### Requirement:
Read the data and repeat it in full, exactly.

· · ·

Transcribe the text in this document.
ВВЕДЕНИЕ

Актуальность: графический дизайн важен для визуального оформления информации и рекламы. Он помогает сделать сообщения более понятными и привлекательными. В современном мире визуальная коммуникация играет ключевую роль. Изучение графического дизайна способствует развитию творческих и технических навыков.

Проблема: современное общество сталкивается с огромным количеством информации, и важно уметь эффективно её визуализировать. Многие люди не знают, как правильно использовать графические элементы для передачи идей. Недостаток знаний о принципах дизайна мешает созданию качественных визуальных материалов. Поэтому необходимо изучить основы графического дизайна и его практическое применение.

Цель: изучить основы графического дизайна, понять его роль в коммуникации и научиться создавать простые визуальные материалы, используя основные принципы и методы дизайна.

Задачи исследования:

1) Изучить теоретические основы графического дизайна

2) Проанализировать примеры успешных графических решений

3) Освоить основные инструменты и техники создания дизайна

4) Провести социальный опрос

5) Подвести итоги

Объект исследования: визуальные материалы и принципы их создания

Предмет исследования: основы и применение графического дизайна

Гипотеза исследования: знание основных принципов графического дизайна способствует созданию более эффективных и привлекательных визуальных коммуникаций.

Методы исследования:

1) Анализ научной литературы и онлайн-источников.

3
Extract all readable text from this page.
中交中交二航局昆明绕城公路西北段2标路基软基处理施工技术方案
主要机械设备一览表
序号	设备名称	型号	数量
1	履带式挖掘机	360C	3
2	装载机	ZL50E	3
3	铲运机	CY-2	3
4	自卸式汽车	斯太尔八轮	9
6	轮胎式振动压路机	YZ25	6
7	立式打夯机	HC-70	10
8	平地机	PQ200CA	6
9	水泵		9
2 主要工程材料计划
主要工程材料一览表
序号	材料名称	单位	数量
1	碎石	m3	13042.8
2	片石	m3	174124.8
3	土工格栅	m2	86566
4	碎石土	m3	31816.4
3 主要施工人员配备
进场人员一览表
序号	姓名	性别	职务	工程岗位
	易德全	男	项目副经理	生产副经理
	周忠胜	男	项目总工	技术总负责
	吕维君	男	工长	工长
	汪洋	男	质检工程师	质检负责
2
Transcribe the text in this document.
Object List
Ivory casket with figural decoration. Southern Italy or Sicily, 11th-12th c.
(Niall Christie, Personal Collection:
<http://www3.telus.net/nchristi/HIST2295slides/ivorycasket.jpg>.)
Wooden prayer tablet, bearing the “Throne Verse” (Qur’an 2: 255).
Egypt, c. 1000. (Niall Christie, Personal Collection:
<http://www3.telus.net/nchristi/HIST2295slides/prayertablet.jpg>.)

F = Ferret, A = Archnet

· · ·

### Answer:
Transcribe the text in this document.
ВВЕДЕНИЕ

Актуальность: графический дизайн важен для визуального оформления информации и рекламы. Он помогает сделать сообщения более понятными и привлекательными. В современном мире визуальная коммуникация играет ключевую роль. Изучение графического дизайна способствует развитию творческих и технических навыков.

Проблема: современное общество сталкивается с огромным количеством информации, и важно уметь эффективно её визуализировать. Многие люди не знают, как правильно использовать графические элементы для передачи идей. Недостаток знаний о принципах дизайна мешает созданию качественных визуальных материалов. Поэтому необходимо изучить основы графического дизайна и его практическое применение.

Цель: изучить основы графического дизайна, понять его роль в коммуникации и научиться создавать простые визуальные материалы, используя основные принципы и методы дизайна.

Задачи исследования:

1) Изучить теоретические основы графического дизайна

2) Проанализировать примеры успешных графических решений

3) Освоить основные инструменты и техники создания дизайна

4) Провести социальный опрос

5) Подвести итоги

Объект исследования: визуальные материалы и принципы их создания

Предмет исследования: основы и применение графического дизайна

Гипотеза исследования: знание основных принципов графического дизайна способствует созданию более эффективных и привлекательных визуальных коммуникаций.

Методы исследования:

1) Анализ научной литературы и онлайн-источников.

3
Extract all readable text from this page.
中交中交二航局昆明绕城公路西北段2标路基软基处理施工技术方案
主要机械设备一览表
序号	设备名称	型号	数量
1	履带式挖掘机	360C	3
2	装载机	ZL50E	3
3	铲运机	CY-2	3
4	自卸式汽车	斯太尔八轮	9
6	轮胎式振动压路机	YZ25	6
7	立式打夯机	HC-70	10
8	平地机	PQ200CA	6
9	水泵		9
2 主要工程材料计划
主要工程材料一览表
序号	材料名称	单位	数量
1	碎石	m3	13042.8
2	片石	m3	174124.8
3	土工格栅	m2	86566
4	碎石土	m3	31816.4
3 主要施工人员配备
进场人员一览表
序号	姓名	性别	职务	工程岗位
	易德全	男	项目副经理	生产副经理
	周忠胜	男	项目总工	技术总负责
	吕维君	男	工长	工长
	汪洋	男	质检工程师	质检负责
2
Transcribe the text in this document.
Object List
Ivory casket with figural decoration. Southern Italy or Sicily, 11th-12th c.
(Niall Christie, Personal Collection:
<http://www3.telus.net/nchristi/HIST2295slides/ivorycasket.jpg>.)
Wooden prayer tablet, bearing the “Throne Verse” (Qur’an 2: 255).
Egypt, c. 1000. (Niall Christie, Personal Collection:
<http://www3.telus.net/nchristi/HIST2295slides/prayertablet.jpg>.)

F = Ferret, A = Archnet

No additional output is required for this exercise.